* **Task statement**
Repeat each entry as written, dropping any picture you find.
________________________
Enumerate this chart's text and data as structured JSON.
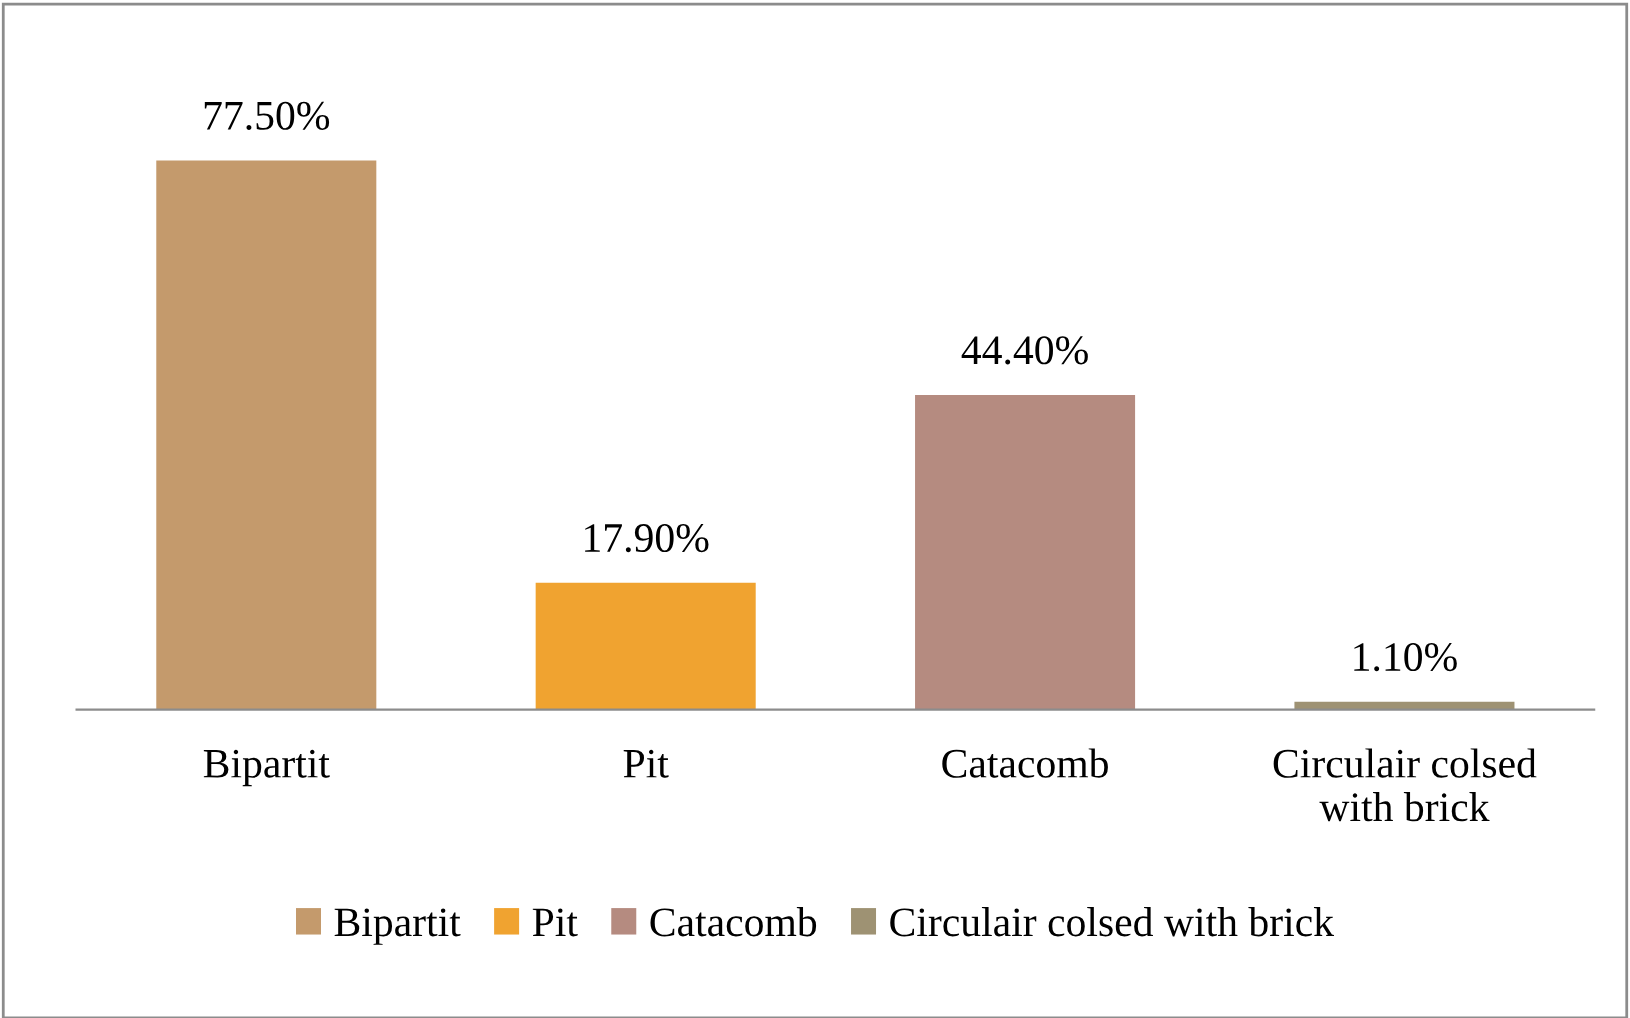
{
  "chart_data": {
    "type": "bar",
    "categories": [
      "Bipartit",
      "Pit",
      "Catacomb",
      "Circulair colsed with brick"
    ],
    "series": [
      {
        "name": "Bipartit",
        "color": "#c49a6c",
        "values": [
          77.5,
          null,
          null,
          null
        ],
        "value_labels": [
          "77.50%",
          null,
          null,
          null
        ]
      },
      {
        "name": "Pit",
        "color": "#f0a330",
        "values": [
          null,
          17.9,
          null,
          null
        ],
        "value_labels": [
          null,
          "17.90%",
          null,
          null
        ]
      },
      {
        "name": "Catacomb",
        "color": "#b58b80",
        "values": [
          null,
          null,
          44.4,
          null
        ],
        "value_labels": [
          null,
          null,
          "44.40%",
          null
        ]
      },
      {
        "name": "Circulair colsed with brick",
        "color": "#9e9273",
        "values": [
          null,
          null,
          null,
          1.1
        ],
        "value_labels": [
          null,
          null,
          null,
          "1.10%"
        ]
      }
    ],
    "legend": "bottom"
  }
}
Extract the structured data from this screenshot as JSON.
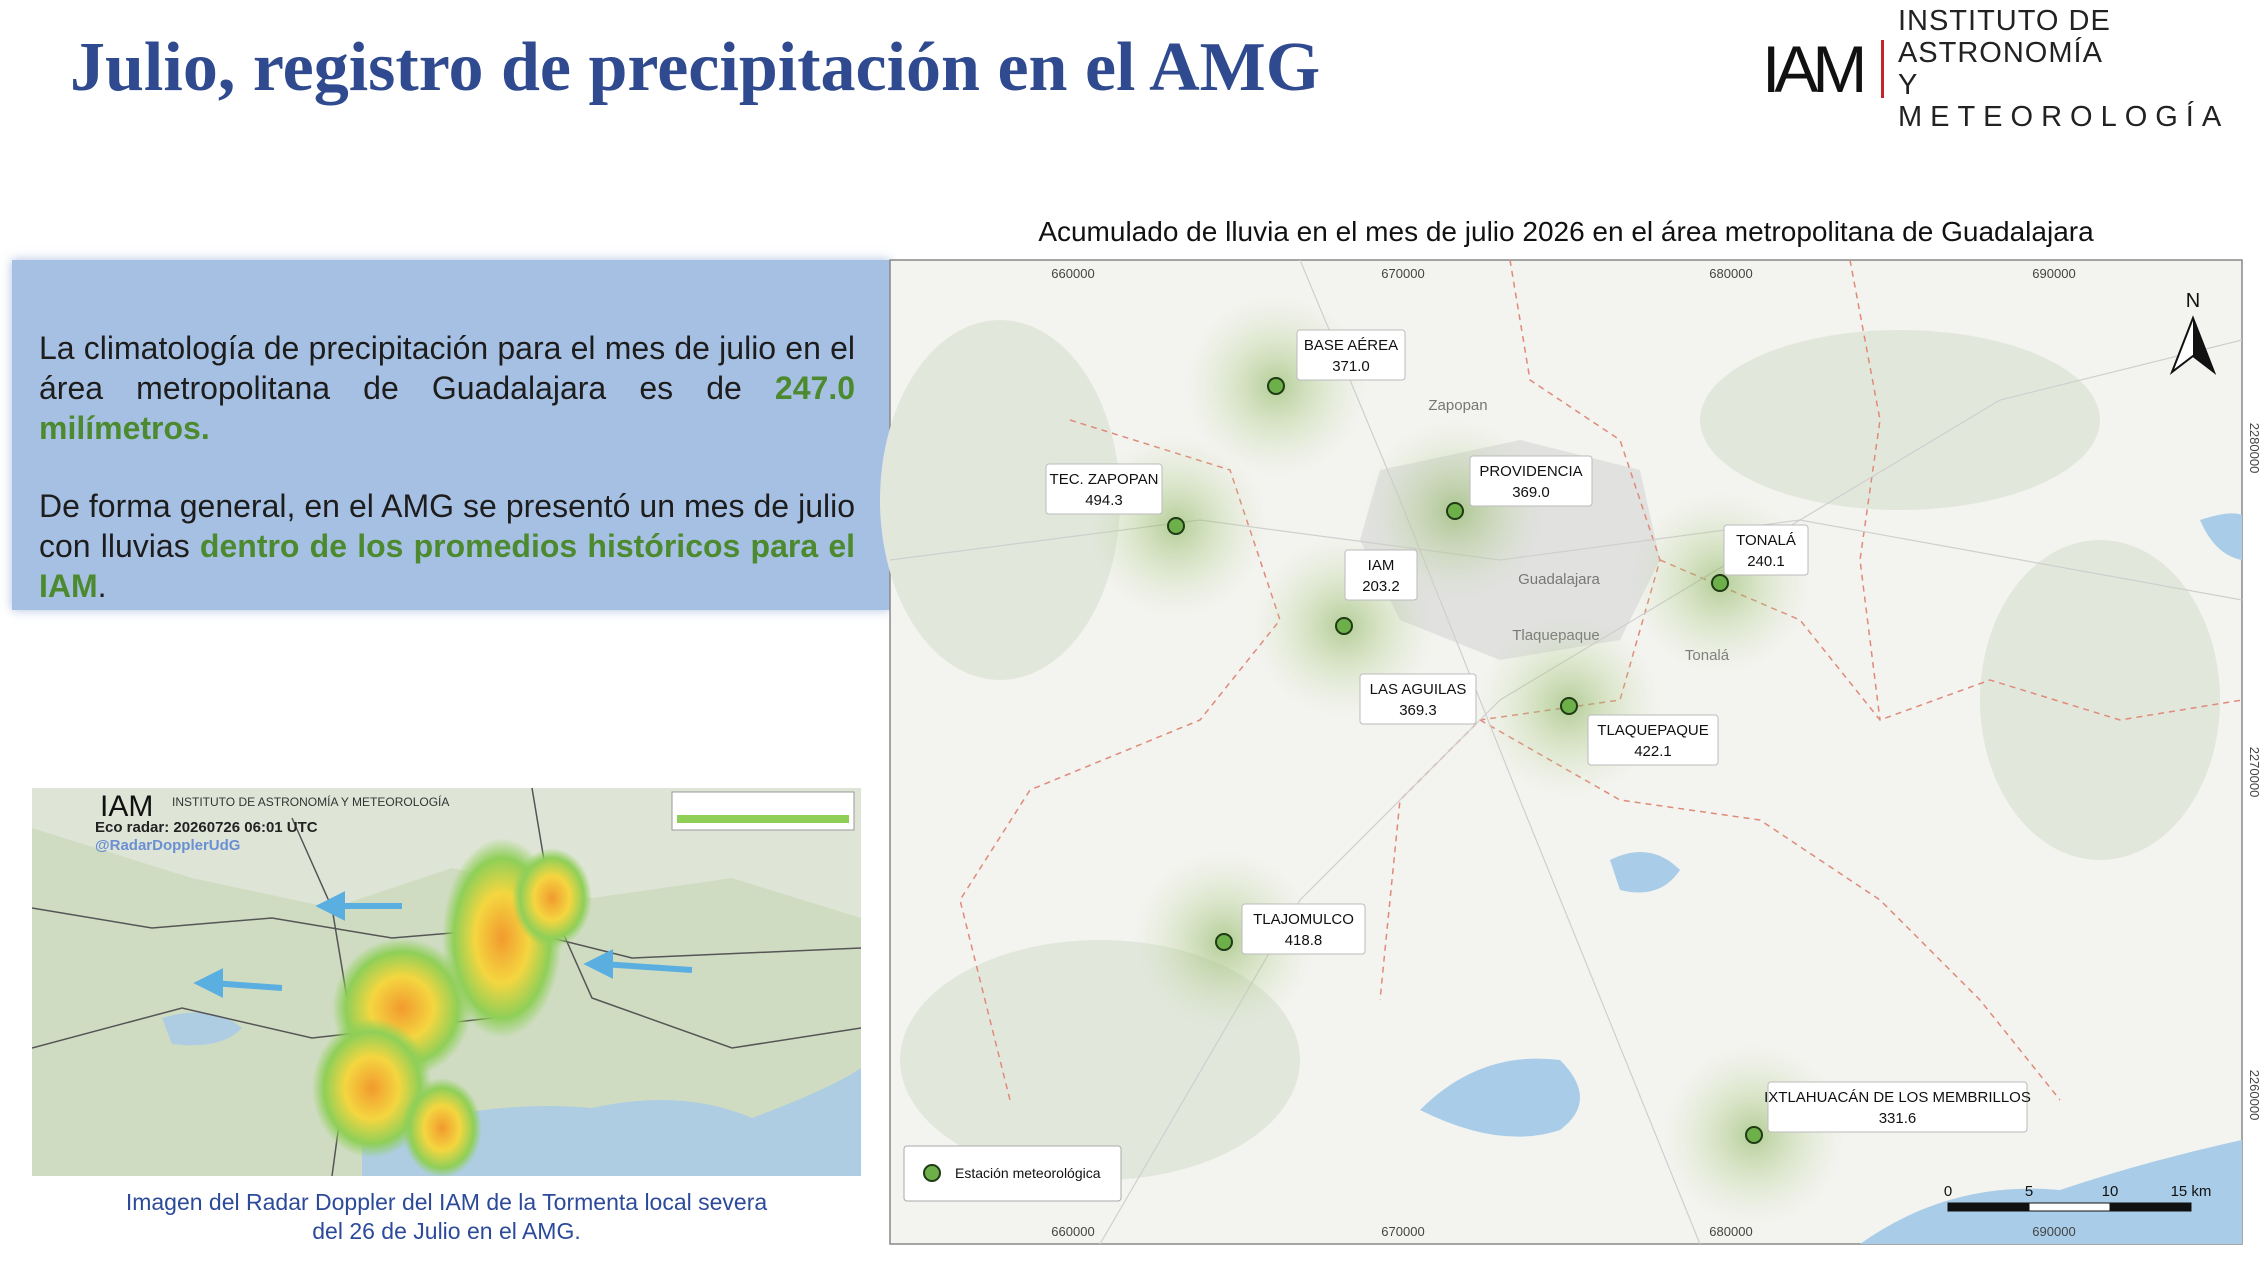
{
  "header": {
    "title": "Julio, registro de precipitación en el AMG"
  },
  "logo": {
    "mark": "IAM",
    "line1": "INSTITUTO DE ASTRONOMÍA",
    "line2": "Y METEOROLOGÍA"
  },
  "summary": {
    "paragraph1": {
      "text": "La climatología de precipitación para el mes de julio en el área metropolitana de Guadalajara es de ",
      "highlight": "247.0 milímetros."
    },
    "paragraph2": {
      "text": "De forma general, en el AMG se presentó un mes de julio con lluvias ",
      "highlight": "dentro de los promedios históricos para el IAM",
      "end": "."
    }
  },
  "radar": {
    "logo_mark": "IAM",
    "logo_text": "INSTITUTO DE ASTRONOMÍA Y METEOROLOGÍA",
    "timestamp": "Eco radar: 20260726 06:01 UTC",
    "handle": "@RadarDopplerUdG",
    "caption": [
      "Imagen del Radar Doppler del IAM de la Tormenta local severa",
      "del 26 de Julio en el AMG."
    ]
  },
  "map": {
    "title": "Acumulado de lluvia en el mes de julio 2026 en el área metropolitana de Guadalajara",
    "x_ticks": [
      "660000",
      "670000",
      "680000",
      "690000"
    ],
    "y_ticks": [
      "2280000",
      "2270000",
      "2260000"
    ],
    "north": "N",
    "places": [
      "Zapopan",
      "Guadalajara",
      "Tlaquepaque",
      "Tonalá"
    ],
    "stations": [
      {
        "name": "BASE AÉREA",
        "value": "371.0"
      },
      {
        "name": "TEC. ZAPOPAN",
        "value": "494.3"
      },
      {
        "name": "PROVIDENCIA",
        "value": "369.0"
      },
      {
        "name": "IAM",
        "value": "203.2"
      },
      {
        "name": "LAS AGUILAS",
        "value": "369.3"
      },
      {
        "name": "TONALÁ",
        "value": "240.1"
      },
      {
        "name": "TLAQUEPAQUE",
        "value": "422.1"
      },
      {
        "name": "TLAJOMULCO",
        "value": "418.8"
      },
      {
        "name": "IXTLAHUACÁN DE LOS MEMBRILLOS",
        "value": "331.6"
      }
    ],
    "legend": "Estación meteorológica",
    "scale": [
      "0",
      "5",
      "10",
      "15 km"
    ]
  }
}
________________________
* **Response**
Enumerate this chart's text and data as structured JSON.
{
  "chart_data": {
    "type": "bar",
    "categories": [
      "Bipartit",
      "Pit",
      "Catacomb",
      "Circulair colsed with brick"
    ],
    "series": [
      {
        "name": "Bipartit",
        "color": "#c49a6c",
        "values": [
          77.5,
          null,
          null,
          null
        ],
        "value_labels": [
          "77.50%",
          null,
          null,
          null
        ]
      },
      {
        "name": "Pit",
        "color": "#f0a330",
        "values": [
          null,
          17.9,
          null,
          null
        ],
        "value_labels": [
          null,
          "17.90%",
          null,
          null
        ]
      },
      {
        "name": "Catacomb",
        "color": "#b58b80",
        "values": [
          null,
          null,
          44.4,
          null
        ],
        "value_labels": [
          null,
          null,
          "44.40%",
          null
        ]
      },
      {
        "name": "Circulair colsed with brick",
        "color": "#9e9273",
        "values": [
          null,
          null,
          null,
          1.1
        ],
        "value_labels": [
          null,
          null,
          null,
          "1.10%"
        ]
      }
    ],
    "legend": "bottom"
  }
}
Extract the structured data from this screenshot as JSON.
{
  "header": {
    "title": "Julio, registro de precipitación en el AMG"
  },
  "logo": {
    "mark": "IAM",
    "line1": "INSTITUTO DE ASTRONOMÍA",
    "line2": "Y METEOROLOGÍA"
  },
  "summary": {
    "paragraph1": {
      "text": "La climatología de precipitación para el mes de julio en el área metropolitana de Guadalajara es de ",
      "highlight": "247.0 milímetros."
    },
    "paragraph2": {
      "text": "De forma general, en el AMG se presentó un mes de julio con lluvias ",
      "highlight": "dentro de los promedios históricos para el IAM",
      "end": "."
    }
  },
  "radar": {
    "logo_mark": "IAM",
    "logo_text": "INSTITUTO DE ASTRONOMÍA Y METEOROLOGÍA",
    "timestamp": "Eco radar: 20260726 06:01 UTC",
    "handle": "@RadarDopplerUdG",
    "caption": [
      "Imagen del Radar Doppler del IAM de la Tormenta local severa",
      "del 26 de Julio en el AMG."
    ]
  },
  "map": {
    "title": "Acumulado de lluvia en el mes de julio 2026 en el área metropolitana de Guadalajara",
    "x_ticks": [
      "660000",
      "670000",
      "680000",
      "690000"
    ],
    "y_ticks": [
      "2280000",
      "2270000",
      "2260000"
    ],
    "north": "N",
    "places": [
      "Zapopan",
      "Guadalajara",
      "Tlaquepaque",
      "Tonalá"
    ],
    "stations": [
      {
        "name": "BASE AÉREA",
        "value": "371.0"
      },
      {
        "name": "TEC. ZAPOPAN",
        "value": "494.3"
      },
      {
        "name": "PROVIDENCIA",
        "value": "369.0"
      },
      {
        "name": "IAM",
        "value": "203.2"
      },
      {
        "name": "LAS AGUILAS",
        "value": "369.3"
      },
      {
        "name": "TONALÁ",
        "value": "240.1"
      },
      {
        "name": "TLAQUEPAQUE",
        "value": "422.1"
      },
      {
        "name": "TLAJOMULCO",
        "value": "418.8"
      },
      {
        "name": "IXTLAHUACÁN DE LOS MEMBRILLOS",
        "value": "331.6"
      }
    ],
    "legend": "Estación meteorológica",
    "scale": [
      "0",
      "5",
      "10",
      "15 km"
    ]
  }
}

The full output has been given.